Scan the data below and pick out the lines containing the word "wniosków".

── Material provided

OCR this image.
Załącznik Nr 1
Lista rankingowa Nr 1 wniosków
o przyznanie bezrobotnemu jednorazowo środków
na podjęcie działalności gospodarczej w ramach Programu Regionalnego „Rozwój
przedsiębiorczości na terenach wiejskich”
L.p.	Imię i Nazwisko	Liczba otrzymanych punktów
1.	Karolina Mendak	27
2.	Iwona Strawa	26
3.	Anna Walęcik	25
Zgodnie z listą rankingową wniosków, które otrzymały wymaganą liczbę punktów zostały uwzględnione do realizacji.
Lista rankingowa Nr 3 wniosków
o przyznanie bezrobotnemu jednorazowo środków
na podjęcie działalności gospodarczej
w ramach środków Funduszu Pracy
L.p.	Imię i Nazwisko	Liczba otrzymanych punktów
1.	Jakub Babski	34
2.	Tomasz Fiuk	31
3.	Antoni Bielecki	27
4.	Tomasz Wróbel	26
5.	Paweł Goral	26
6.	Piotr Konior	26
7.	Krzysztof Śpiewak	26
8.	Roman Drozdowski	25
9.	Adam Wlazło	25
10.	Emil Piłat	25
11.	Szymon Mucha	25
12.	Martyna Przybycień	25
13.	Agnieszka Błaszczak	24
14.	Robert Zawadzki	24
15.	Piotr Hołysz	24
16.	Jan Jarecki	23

────

Response to this exercise
Lista rankingowa Nr 1 wniosków
Zgodnie z listą rankingową wniosków, które otrzymały wymaganą liczbę punktów zostały uwzględnione do realizacji.
Lista rankingowa Nr 3 wniosków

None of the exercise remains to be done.